#### What is being asked:
Word for word, set down the records and skip each picture.

(Stored entries)
-- BEGIN --

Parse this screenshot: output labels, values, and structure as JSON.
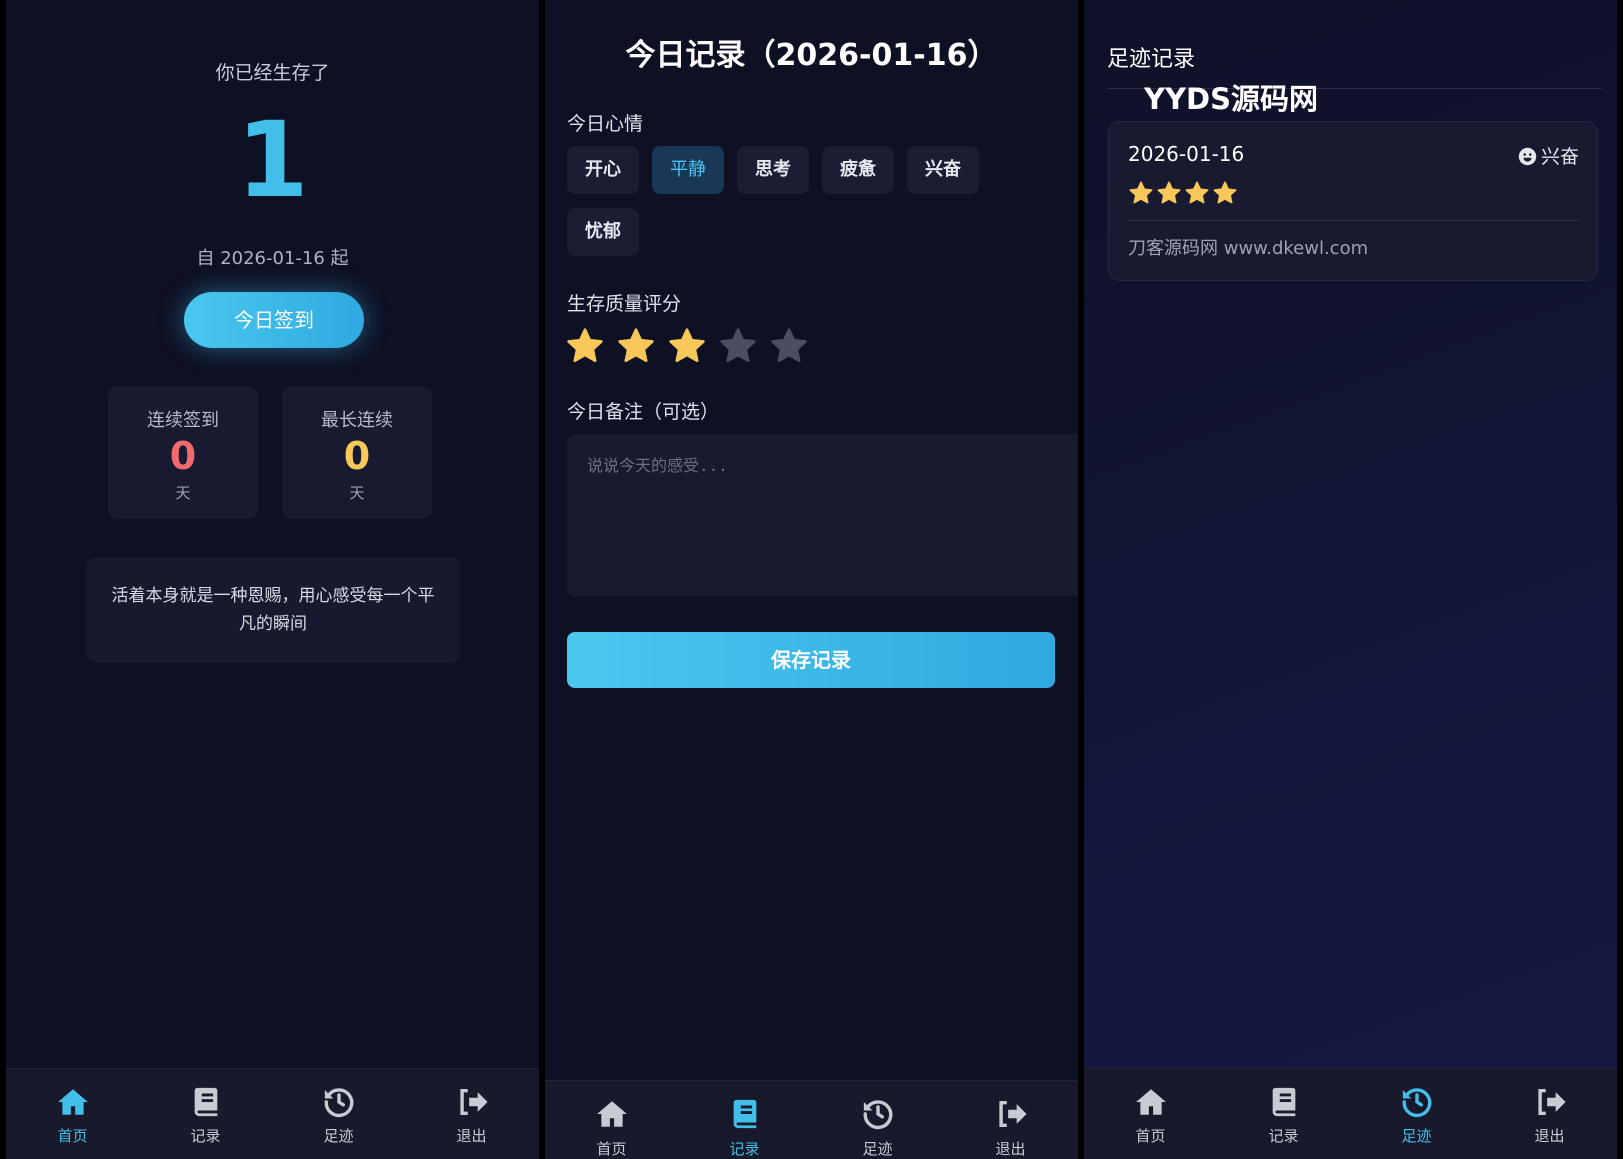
{
  "home": {
    "survived_label": "你已经生存了",
    "days": "1",
    "since": "自 2026-01-16 起",
    "checkin_button": "今日签到",
    "stats": [
      {
        "label": "连续签到",
        "value": "0",
        "unit": "天",
        "color": "#f06a6e"
      },
      {
        "label": "最长连续",
        "value": "0",
        "unit": "天",
        "color": "#f7c95a"
      }
    ],
    "quote": "活着本身就是一种恩赐，用心感受每一个平凡的瞬间"
  },
  "record": {
    "title": "今日记录（2026-01-16）",
    "mood_label": "今日心情",
    "moods": [
      "开心",
      "平静",
      "思考",
      "疲惫",
      "兴奋",
      "忧郁"
    ],
    "selected_mood": "平静",
    "rating_label": "生存质量评分",
    "rating": 3,
    "rating_max": 5,
    "note_label": "今日备注（可选）",
    "note_placeholder": "说说今天的感受...",
    "save_button": "保存记录"
  },
  "footprints": {
    "title": "足迹记录",
    "watermark": "YYDS源码网",
    "entries": [
      {
        "date": "2026-01-16",
        "mood": "兴奋",
        "mood_icon": "smile-icon",
        "rating": 4,
        "note": "刀客源码网 www.dkewl.com"
      }
    ]
  },
  "tabbar": {
    "items": [
      {
        "label": "首页",
        "icon": "home-icon"
      },
      {
        "label": "记录",
        "icon": "book-icon"
      },
      {
        "label": "足迹",
        "icon": "history-icon"
      },
      {
        "label": "退出",
        "icon": "logout-icon"
      }
    ],
    "active_by_panel": [
      "首页",
      "记录",
      "足迹"
    ]
  },
  "colors": {
    "accent": "#41bfe9",
    "star_on": "#f8c75a",
    "star_off": "#4b4e63",
    "background": "#0e1024"
  }
}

-- END --

#### Task answer:
Parse this screenshot: output labels, values, and structure as JSON.
{
  "home": {
    "survived_label": "你已经生存了",
    "days": "1",
    "since": "自 2026-01-16 起",
    "checkin_button": "今日签到",
    "stats": [
      {
        "label": "连续签到",
        "value": "0",
        "unit": "天",
        "color": "#f06a6e"
      },
      {
        "label": "最长连续",
        "value": "0",
        "unit": "天",
        "color": "#f7c95a"
      }
    ],
    "quote": "活着本身就是一种恩赐，用心感受每一个平凡的瞬间"
  },
  "record": {
    "title": "今日记录（2026-01-16）",
    "mood_label": "今日心情",
    "moods": [
      "开心",
      "平静",
      "思考",
      "疲惫",
      "兴奋",
      "忧郁"
    ],
    "selected_mood": "平静",
    "rating_label": "生存质量评分",
    "rating": 3,
    "rating_max": 5,
    "note_label": "今日备注（可选）",
    "note_placeholder": "说说今天的感受...",
    "save_button": "保存记录"
  },
  "footprints": {
    "title": "足迹记录",
    "watermark": "YYDS源码网",
    "entries": [
      {
        "date": "2026-01-16",
        "mood": "兴奋",
        "mood_icon": "smile-icon",
        "rating": 4,
        "note": "刀客源码网 www.dkewl.com"
      }
    ]
  },
  "tabbar": {
    "items": [
      {
        "label": "首页",
        "icon": "home-icon"
      },
      {
        "label": "记录",
        "icon": "book-icon"
      },
      {
        "label": "足迹",
        "icon": "history-icon"
      },
      {
        "label": "退出",
        "icon": "logout-icon"
      }
    ],
    "active_by_panel": [
      "首页",
      "记录",
      "足迹"
    ]
  },
  "colors": {
    "accent": "#41bfe9",
    "star_on": "#f8c75a",
    "star_off": "#4b4e63",
    "background": "#0e1024"
  }
}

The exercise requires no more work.